DESCRIPTION OF THE TASK:
Reproduce all of the listing below without alteration.

Rows from a dataset:
========================================================================

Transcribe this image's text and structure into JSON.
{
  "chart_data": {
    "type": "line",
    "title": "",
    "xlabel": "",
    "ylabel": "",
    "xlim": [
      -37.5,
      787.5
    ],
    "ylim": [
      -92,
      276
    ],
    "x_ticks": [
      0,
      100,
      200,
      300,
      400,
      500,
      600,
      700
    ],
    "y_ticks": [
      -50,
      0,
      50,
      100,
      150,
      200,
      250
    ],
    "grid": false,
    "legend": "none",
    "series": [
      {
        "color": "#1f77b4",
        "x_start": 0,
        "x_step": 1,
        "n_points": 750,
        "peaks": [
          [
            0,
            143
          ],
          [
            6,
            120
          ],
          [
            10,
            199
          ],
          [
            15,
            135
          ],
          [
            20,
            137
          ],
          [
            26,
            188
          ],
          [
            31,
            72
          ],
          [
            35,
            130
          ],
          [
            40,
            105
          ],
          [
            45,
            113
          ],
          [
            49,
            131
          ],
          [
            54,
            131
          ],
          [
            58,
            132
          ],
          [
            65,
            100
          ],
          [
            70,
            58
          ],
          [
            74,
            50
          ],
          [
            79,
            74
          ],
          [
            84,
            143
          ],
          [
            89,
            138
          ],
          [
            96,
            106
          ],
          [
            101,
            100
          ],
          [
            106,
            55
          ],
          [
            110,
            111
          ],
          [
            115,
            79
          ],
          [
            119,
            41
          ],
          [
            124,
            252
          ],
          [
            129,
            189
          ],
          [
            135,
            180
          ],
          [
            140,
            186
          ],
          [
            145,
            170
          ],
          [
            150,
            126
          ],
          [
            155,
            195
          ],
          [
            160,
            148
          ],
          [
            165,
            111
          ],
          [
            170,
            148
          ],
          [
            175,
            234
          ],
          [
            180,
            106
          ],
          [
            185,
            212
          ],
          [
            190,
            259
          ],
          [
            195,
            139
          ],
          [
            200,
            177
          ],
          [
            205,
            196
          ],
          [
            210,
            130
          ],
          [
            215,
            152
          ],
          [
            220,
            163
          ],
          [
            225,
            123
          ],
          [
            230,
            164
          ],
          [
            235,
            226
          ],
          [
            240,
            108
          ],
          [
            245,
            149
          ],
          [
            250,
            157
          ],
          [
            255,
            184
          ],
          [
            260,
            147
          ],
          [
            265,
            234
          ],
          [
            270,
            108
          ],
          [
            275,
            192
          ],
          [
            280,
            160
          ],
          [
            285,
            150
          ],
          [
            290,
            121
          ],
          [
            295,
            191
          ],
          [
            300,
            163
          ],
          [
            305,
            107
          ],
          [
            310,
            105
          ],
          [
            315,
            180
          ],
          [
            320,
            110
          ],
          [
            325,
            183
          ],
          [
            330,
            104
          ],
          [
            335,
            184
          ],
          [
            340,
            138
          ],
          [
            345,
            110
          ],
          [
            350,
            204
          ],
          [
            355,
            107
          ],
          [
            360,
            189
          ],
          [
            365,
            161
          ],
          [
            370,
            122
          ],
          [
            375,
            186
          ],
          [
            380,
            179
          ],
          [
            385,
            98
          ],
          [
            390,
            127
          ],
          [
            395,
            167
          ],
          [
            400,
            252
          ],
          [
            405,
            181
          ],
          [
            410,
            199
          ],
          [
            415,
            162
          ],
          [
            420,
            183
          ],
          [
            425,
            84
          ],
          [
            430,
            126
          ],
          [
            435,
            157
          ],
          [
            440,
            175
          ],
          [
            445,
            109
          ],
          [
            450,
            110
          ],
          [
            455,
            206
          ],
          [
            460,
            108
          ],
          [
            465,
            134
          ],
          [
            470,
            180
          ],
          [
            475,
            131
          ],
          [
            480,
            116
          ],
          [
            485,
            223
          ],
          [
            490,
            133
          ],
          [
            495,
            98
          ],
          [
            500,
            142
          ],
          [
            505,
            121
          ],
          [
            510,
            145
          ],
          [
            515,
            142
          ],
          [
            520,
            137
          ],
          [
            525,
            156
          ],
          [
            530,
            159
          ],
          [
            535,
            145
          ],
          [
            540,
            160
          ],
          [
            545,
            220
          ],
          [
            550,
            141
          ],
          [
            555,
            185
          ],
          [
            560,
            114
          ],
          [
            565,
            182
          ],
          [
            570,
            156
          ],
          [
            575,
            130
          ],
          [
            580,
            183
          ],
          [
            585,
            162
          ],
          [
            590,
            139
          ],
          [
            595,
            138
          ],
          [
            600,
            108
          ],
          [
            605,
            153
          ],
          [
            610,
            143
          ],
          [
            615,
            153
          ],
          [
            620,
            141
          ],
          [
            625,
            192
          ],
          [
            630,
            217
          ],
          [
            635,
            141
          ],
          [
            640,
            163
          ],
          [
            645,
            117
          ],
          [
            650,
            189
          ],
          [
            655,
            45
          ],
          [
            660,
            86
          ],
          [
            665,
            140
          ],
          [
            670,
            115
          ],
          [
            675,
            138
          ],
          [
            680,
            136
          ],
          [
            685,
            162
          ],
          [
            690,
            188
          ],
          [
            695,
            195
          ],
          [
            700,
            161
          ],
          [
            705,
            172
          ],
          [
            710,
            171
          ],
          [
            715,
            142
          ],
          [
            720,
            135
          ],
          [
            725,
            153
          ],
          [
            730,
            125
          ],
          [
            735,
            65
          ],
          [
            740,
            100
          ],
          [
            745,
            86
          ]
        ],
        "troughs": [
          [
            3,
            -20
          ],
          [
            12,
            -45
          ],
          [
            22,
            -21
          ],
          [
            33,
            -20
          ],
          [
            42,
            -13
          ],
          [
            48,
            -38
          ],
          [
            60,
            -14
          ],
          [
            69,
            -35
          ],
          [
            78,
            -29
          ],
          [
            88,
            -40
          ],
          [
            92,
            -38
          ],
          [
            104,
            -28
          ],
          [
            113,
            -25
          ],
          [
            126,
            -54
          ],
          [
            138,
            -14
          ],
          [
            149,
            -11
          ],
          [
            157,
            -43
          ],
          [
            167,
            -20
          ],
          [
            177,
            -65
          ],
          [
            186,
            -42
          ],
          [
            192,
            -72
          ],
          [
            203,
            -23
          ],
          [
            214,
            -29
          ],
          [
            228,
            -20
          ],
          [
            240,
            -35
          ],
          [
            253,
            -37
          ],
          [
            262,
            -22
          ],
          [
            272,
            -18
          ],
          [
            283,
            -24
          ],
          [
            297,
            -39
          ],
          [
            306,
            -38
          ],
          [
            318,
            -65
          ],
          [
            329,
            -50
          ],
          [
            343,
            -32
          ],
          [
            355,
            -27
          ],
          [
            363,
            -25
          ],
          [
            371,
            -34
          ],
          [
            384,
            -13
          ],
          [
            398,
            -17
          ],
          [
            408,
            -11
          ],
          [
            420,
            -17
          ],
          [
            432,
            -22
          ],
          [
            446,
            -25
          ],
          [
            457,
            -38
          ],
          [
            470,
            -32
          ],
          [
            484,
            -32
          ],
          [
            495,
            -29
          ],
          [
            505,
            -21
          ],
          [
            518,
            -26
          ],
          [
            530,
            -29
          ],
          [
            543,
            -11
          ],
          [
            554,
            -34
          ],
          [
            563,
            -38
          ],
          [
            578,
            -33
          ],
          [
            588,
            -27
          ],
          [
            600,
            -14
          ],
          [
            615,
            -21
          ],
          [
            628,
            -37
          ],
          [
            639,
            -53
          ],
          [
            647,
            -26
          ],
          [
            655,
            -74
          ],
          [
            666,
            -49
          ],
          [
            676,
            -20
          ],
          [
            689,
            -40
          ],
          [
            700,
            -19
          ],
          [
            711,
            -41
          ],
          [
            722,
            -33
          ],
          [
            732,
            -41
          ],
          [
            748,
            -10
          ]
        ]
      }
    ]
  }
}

========================================================================

ANSWER TO THIS TASK:
Transcribe this image's text and structure into JSON.
{
  "chart_data": {
    "type": "line",
    "title": "",
    "xlabel": "",
    "ylabel": "",
    "xlim": [
      -37.5,
      787.5
    ],
    "ylim": [
      -92,
      276
    ],
    "x_ticks": [
      0,
      100,
      200,
      300,
      400,
      500,
      600,
      700
    ],
    "y_ticks": [
      -50,
      0,
      50,
      100,
      150,
      200,
      250
    ],
    "grid": false,
    "legend": "none",
    "series": [
      {
        "color": "#1f77b4",
        "x_start": 0,
        "x_step": 1,
        "n_points": 750,
        "peaks": [
          [
            0,
            143
          ],
          [
            6,
            120
          ],
          [
            10,
            199
          ],
          [
            15,
            135
          ],
          [
            20,
            137
          ],
          [
            26,
            188
          ],
          [
            31,
            72
          ],
          [
            35,
            130
          ],
          [
            40,
            105
          ],
          [
            45,
            113
          ],
          [
            49,
            131
          ],
          [
            54,
            131
          ],
          [
            58,
            132
          ],
          [
            65,
            100
          ],
          [
            70,
            58
          ],
          [
            74,
            50
          ],
          [
            79,
            74
          ],
          [
            84,
            143
          ],
          [
            89,
            138
          ],
          [
            96,
            106
          ],
          [
            101,
            100
          ],
          [
            106,
            55
          ],
          [
            110,
            111
          ],
          [
            115,
            79
          ],
          [
            119,
            41
          ],
          [
            124,
            252
          ],
          [
            129,
            189
          ],
          [
            135,
            180
          ],
          [
            140,
            186
          ],
          [
            145,
            170
          ],
          [
            150,
            126
          ],
          [
            155,
            195
          ],
          [
            160,
            148
          ],
          [
            165,
            111
          ],
          [
            170,
            148
          ],
          [
            175,
            234
          ],
          [
            180,
            106
          ],
          [
            185,
            212
          ],
          [
            190,
            259
          ],
          [
            195,
            139
          ],
          [
            200,
            177
          ],
          [
            205,
            196
          ],
          [
            210,
            130
          ],
          [
            215,
            152
          ],
          [
            220,
            163
          ],
          [
            225,
            123
          ],
          [
            230,
            164
          ],
          [
            235,
            226
          ],
          [
            240,
            108
          ],
          [
            245,
            149
          ],
          [
            250,
            157
          ],
          [
            255,
            184
          ],
          [
            260,
            147
          ],
          [
            265,
            234
          ],
          [
            270,
            108
          ],
          [
            275,
            192
          ],
          [
            280,
            160
          ],
          [
            285,
            150
          ],
          [
            290,
            121
          ],
          [
            295,
            191
          ],
          [
            300,
            163
          ],
          [
            305,
            107
          ],
          [
            310,
            105
          ],
          [
            315,
            180
          ],
          [
            320,
            110
          ],
          [
            325,
            183
          ],
          [
            330,
            104
          ],
          [
            335,
            184
          ],
          [
            340,
            138
          ],
          [
            345,
            110
          ],
          [
            350,
            204
          ],
          [
            355,
            107
          ],
          [
            360,
            189
          ],
          [
            365,
            161
          ],
          [
            370,
            122
          ],
          [
            375,
            186
          ],
          [
            380,
            179
          ],
          [
            385,
            98
          ],
          [
            390,
            127
          ],
          [
            395,
            167
          ],
          [
            400,
            252
          ],
          [
            405,
            181
          ],
          [
            410,
            199
          ],
          [
            415,
            162
          ],
          [
            420,
            183
          ],
          [
            425,
            84
          ],
          [
            430,
            126
          ],
          [
            435,
            157
          ],
          [
            440,
            175
          ],
          [
            445,
            109
          ],
          [
            450,
            110
          ],
          [
            455,
            206
          ],
          [
            460,
            108
          ],
          [
            465,
            134
          ],
          [
            470,
            180
          ],
          [
            475,
            131
          ],
          [
            480,
            116
          ],
          [
            485,
            223
          ],
          [
            490,
            133
          ],
          [
            495,
            98
          ],
          [
            500,
            142
          ],
          [
            505,
            121
          ],
          [
            510,
            145
          ],
          [
            515,
            142
          ],
          [
            520,
            137
          ],
          [
            525,
            156
          ],
          [
            530,
            159
          ],
          [
            535,
            145
          ],
          [
            540,
            160
          ],
          [
            545,
            220
          ],
          [
            550,
            141
          ],
          [
            555,
            185
          ],
          [
            560,
            114
          ],
          [
            565,
            182
          ],
          [
            570,
            156
          ],
          [
            575,
            130
          ],
          [
            580,
            183
          ],
          [
            585,
            162
          ],
          [
            590,
            139
          ],
          [
            595,
            138
          ],
          [
            600,
            108
          ],
          [
            605,
            153
          ],
          [
            610,
            143
          ],
          [
            615,
            153
          ],
          [
            620,
            141
          ],
          [
            625,
            192
          ],
          [
            630,
            217
          ],
          [
            635,
            141
          ],
          [
            640,
            163
          ],
          [
            645,
            117
          ],
          [
            650,
            189
          ],
          [
            655,
            45
          ],
          [
            660,
            86
          ],
          [
            665,
            140
          ],
          [
            670,
            115
          ],
          [
            675,
            138
          ],
          [
            680,
            136
          ],
          [
            685,
            162
          ],
          [
            690,
            188
          ],
          [
            695,
            195
          ],
          [
            700,
            161
          ],
          [
            705,
            172
          ],
          [
            710,
            171
          ],
          [
            715,
            142
          ],
          [
            720,
            135
          ],
          [
            725,
            153
          ],
          [
            730,
            125
          ],
          [
            735,
            65
          ],
          [
            740,
            100
          ],
          [
            745,
            86
          ]
        ],
        "troughs": [
          [
            3,
            -20
          ],
          [
            12,
            -45
          ],
          [
            22,
            -21
          ],
          [
            33,
            -20
          ],
          [
            42,
            -13
          ],
          [
            48,
            -38
          ],
          [
            60,
            -14
          ],
          [
            69,
            -35
          ],
          [
            78,
            -29
          ],
          [
            88,
            -40
          ],
          [
            92,
            -38
          ],
          [
            104,
            -28
          ],
          [
            113,
            -25
          ],
          [
            126,
            -54
          ],
          [
            138,
            -14
          ],
          [
            149,
            -11
          ],
          [
            157,
            -43
          ],
          [
            167,
            -20
          ],
          [
            177,
            -65
          ],
          [
            186,
            -42
          ],
          [
            192,
            -72
          ],
          [
            203,
            -23
          ],
          [
            214,
            -29
          ],
          [
            228,
            -20
          ],
          [
            240,
            -35
          ],
          [
            253,
            -37
          ],
          [
            262,
            -22
          ],
          [
            272,
            -18
          ],
          [
            283,
            -24
          ],
          [
            297,
            -39
          ],
          [
            306,
            -38
          ],
          [
            318,
            -65
          ],
          [
            329,
            -50
          ],
          [
            343,
            -32
          ],
          [
            355,
            -27
          ],
          [
            363,
            -25
          ],
          [
            371,
            -34
          ],
          [
            384,
            -13
          ],
          [
            398,
            -17
          ],
          [
            408,
            -11
          ],
          [
            420,
            -17
          ],
          [
            432,
            -22
          ],
          [
            446,
            -25
          ],
          [
            457,
            -38
          ],
          [
            470,
            -32
          ],
          [
            484,
            -32
          ],
          [
            495,
            -29
          ],
          [
            505,
            -21
          ],
          [
            518,
            -26
          ],
          [
            530,
            -29
          ],
          [
            543,
            -11
          ],
          [
            554,
            -34
          ],
          [
            563,
            -38
          ],
          [
            578,
            -33
          ],
          [
            588,
            -27
          ],
          [
            600,
            -14
          ],
          [
            615,
            -21
          ],
          [
            628,
            -37
          ],
          [
            639,
            -53
          ],
          [
            647,
            -26
          ],
          [
            655,
            -74
          ],
          [
            666,
            -49
          ],
          [
            676,
            -20
          ],
          [
            689,
            -40
          ],
          [
            700,
            -19
          ],
          [
            711,
            -41
          ],
          [
            722,
            -33
          ],
          [
            732,
            -41
          ],
          [
            748,
            -10
          ]
        ]
      }
    ]
  }
}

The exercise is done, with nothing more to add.